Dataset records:
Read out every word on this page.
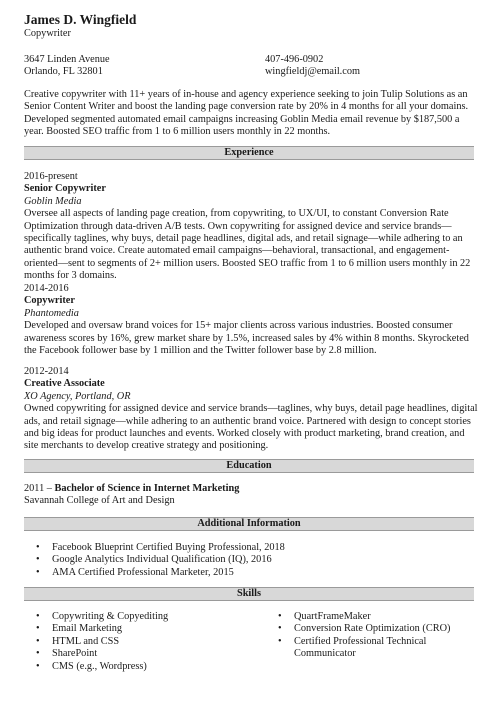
James D. Wingfield
Copywriter
3647 Linden Avenue
Orlando, FL 32801
407-496-0902
wingfieldj@email.com
Creative copywriter with 11+ years of in-house and agency experience seeking to join Tulip Solutions as an Senior Content Writer and boost the landing page conversion rate by 20% in 4 months for all your domains. Developed segmented automated email campaigns increasing Goblin Media email revenue by $187,500 a year. Boosted SEO traffic from 1 to 6 million users monthly in 22 months.
Experience
2016-present
Senior Copywriter
Goblin Media
Oversee all aspects of landing page creation, from copywriting, to UX/UI, to constant Conversion Rate Optimization through data-driven A/B tests. Own copywriting for assigned device and service brands—specifically taglines, why buys, detail page headlines, digital ads, and retail signage—while adhering to an authentic brand voice. Create automated email campaigns—behavioral, transactional, and engagement-oriented—sent to segments of 2+ million users. Boosted SEO traffic from 1 to 6 million users monthly in 22 months for 3 domains.
2014-2016
Copywriter
Phantomedia
Developed and oversaw brand voices for 15+ major clients across various industries. Boosted consumer awareness scores by 16%, grew market share by 1.5%, increased sales by 4% within 8 months. Skyrocketed the Facebook follower base by 1 million and the Twitter follower base by 2.8 million.
2012-2014
Creative Associate
XO Agency, Portland, OR
Owned copywriting for assigned device and service brands—taglines, why buys, detail page headlines, digital ads, and retail signage—while adhering to an authentic brand voice. Partnered with design to concept stories and big ideas for product launches and events. Worked closely with product marketing, brand creation, and site merchants to develop creative strategy and positioning.
Education
2011 – Bachelor of Science in Internet Marketing
Savannah College of Art and Design
Additional Information
• Facebook Blueprint Certified Buying Professional, 2018
• Google Analytics Individual Qualification (IQ), 2016
• AMA Certified Professional Marketer, 2015
Skills
• Copywriting & Copyediting
• Email Marketing
• HTML and CSS
• SharePoint
• CMS (e.g., Wordpress)
• QuartFrameMaker
• Conversion Rate Optimization (CRO)
• Certified Professional Technical Communicator
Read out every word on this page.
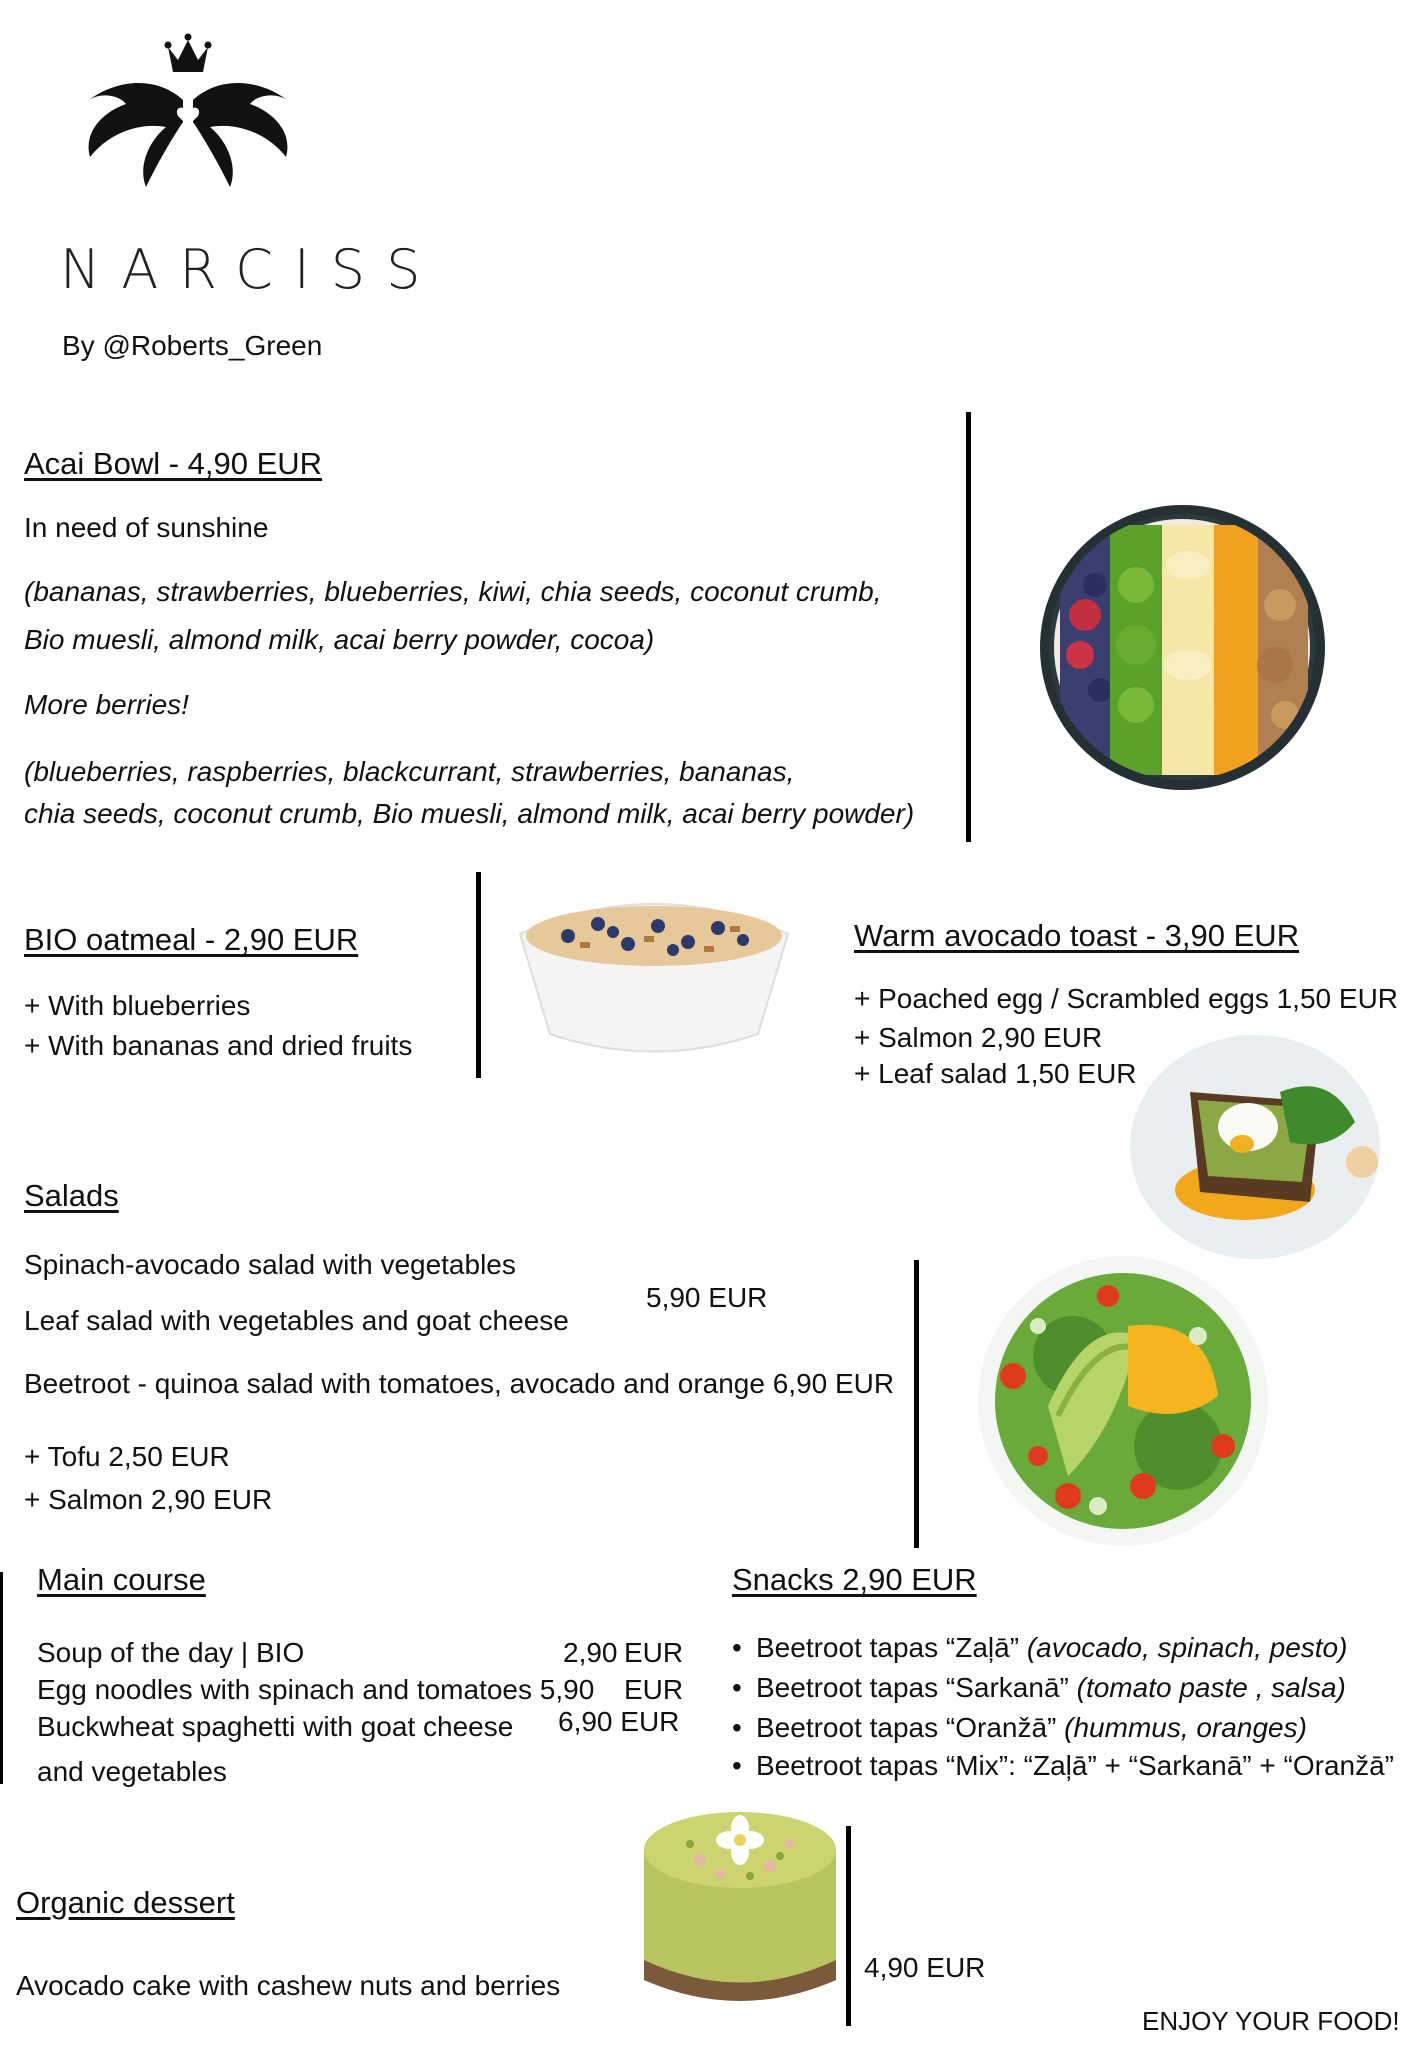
NARCISS
By @Roberts_Green
Acai Bowl - 4,90 EUR
In need of sunshine
(bananas, strawberries, blueberries, kiwi, chia seeds, coconut crumb,
Bio muesli, almond milk, acai berry powder, cocoa)
More berries!
(blueberries, raspberries, blackcurrant, strawberries, bananas,
chia seeds, coconut crumb, Bio muesli, almond milk, acai berry powder)
BIO oatmeal - 2,90 EUR
+ With blueberries
+ With bananas and dried fruits
Warm avocado toast - 3,90 EUR
+ Poached egg / Scrambled eggs 1,50 EUR
+ Salmon 2,90 EUR
+ Leaf salad 1,50 EUR
Salads
Spinach-avocado salad with vegetables
Leaf salad with vegetables and goat cheese
5,90 EUR
Beetroot - quinoa salad with tomatoes, avocado and orange 6,90 EUR
+ Tofu 2,50 EUR
+ Salmon 2,90 EUR
Main course
Soup of the day | BIO	2,90 EUR
Egg noodles with spinach and tomatoes 5,90 EUR
Buckwheat spaghetti with goat cheese 6,90 EUR
and vegetables
Snacks 2,90 EUR
• Beetroot tapas “Zaļā” (avocado, spinach, pesto)
• Beetroot tapas “Sarkanā” (tomato paste , salsa)
• Beetroot tapas “Oranžā” (hummus, oranges)
• Beetroot tapas “Mix”: “Zaļā” + “Sarkanā” + “Oranžā”
Organic dessert
Avocado cake with cashew nuts and berries
4,90 EUR
ENJOY YOUR FOOD!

Exercise brief
Write out the listing word for word, omitting the pictures it holds.

Exercise answer
Read out every word on this page.
James D. Wingfield
Copywriter
3647 Linden Avenue
Orlando, FL 32801
407-496-0902
wingfieldj@email.com
Creative copywriter with 11+ years of in-house and agency experience seeking to join Tulip Solutions as an Senior Content Writer and boost the landing page conversion rate by 20% in 4 months for all your domains. Developed segmented automated email campaigns increasing Goblin Media email revenue by $187,500 a year. Boosted SEO traffic from 1 to 6 million users monthly in 22 months.
Experience
2016-present
Senior Copywriter
Goblin Media
Oversee all aspects of landing page creation, from copywriting, to UX/UI, to constant Conversion Rate Optimization through data-driven A/B tests. Own copywriting for assigned device and service brands—specifically taglines, why buys, detail page headlines, digital ads, and retail signage—while adhering to an authentic brand voice. Create automated email campaigns—behavioral, transactional, and engagement-oriented—sent to segments of 2+ million users. Boosted SEO traffic from 1 to 6 million users monthly in 22 months for 3 domains.
2014-2016
Copywriter
Phantomedia
Developed and oversaw brand voices for 15+ major clients across various industries. Boosted consumer awareness scores by 16%, grew market share by 1.5%, increased sales by 4% within 8 months. Skyrocketed the Facebook follower base by 1 million and the Twitter follower base by 2.8 million.
2012-2014
Creative Associate
XO Agency, Portland, OR
Owned copywriting for assigned device and service brands—taglines, why buys, detail page headlines, digital ads, and retail signage—while adhering to an authentic brand voice. Partnered with design to concept stories and big ideas for product launches and events. Worked closely with product marketing, brand creation, and site merchants to develop creative strategy and positioning.
Education
2011 – Bachelor of Science in Internet Marketing
Savannah College of Art and Design
Additional Information
• Facebook Blueprint Certified Buying Professional, 2018
• Google Analytics Individual Qualification (IQ), 2016
• AMA Certified Professional Marketer, 2015
Skills
• Copywriting & Copyediting
• Email Marketing
• HTML and CSS
• SharePoint
• CMS (e.g., Wordpress)
• QuartFrameMaker
• Conversion Rate Optimization (CRO)
• Certified Professional Technical Communicator
Read out every word on this page.
NARCISS
By @Roberts_Green
Acai Bowl - 4,90 EUR
In need of sunshine
(bananas, strawberries, blueberries, kiwi, chia seeds, coconut crumb,
Bio muesli, almond milk, acai berry powder, cocoa)
More berries!
(blueberries, raspberries, blackcurrant, strawberries, bananas,
chia seeds, coconut crumb, Bio muesli, almond milk, acai berry powder)
BIO oatmeal - 2,90 EUR
+ With blueberries
+ With bananas and dried fruits
Warm avocado toast - 3,90 EUR
+ Poached egg / Scrambled eggs 1,50 EUR
+ Salmon 2,90 EUR
+ Leaf salad 1,50 EUR
Salads
Spinach-avocado salad with vegetables
Leaf salad with vegetables and goat cheese
5,90 EUR
Beetroot - quinoa salad with tomatoes, avocado and orange 6,90 EUR
+ Tofu 2,50 EUR
+ Salmon 2,90 EUR
Main course
Soup of the day | BIO	2,90 EUR
Egg noodles with spinach and tomatoes 5,90 EUR
Buckwheat spaghetti with goat cheese 6,90 EUR
and vegetables
Snacks 2,90 EUR
• Beetroot tapas “Zaļā” (avocado, spinach, pesto)
• Beetroot tapas “Sarkanā” (tomato paste , salsa)
• Beetroot tapas “Oranžā” (hummus, oranges)
• Beetroot tapas “Mix”: “Zaļā” + “Sarkanā” + “Oranžā”
Organic dessert
Avocado cake with cashew nuts and berries
4,90 EUR
ENJOY YOUR FOOD!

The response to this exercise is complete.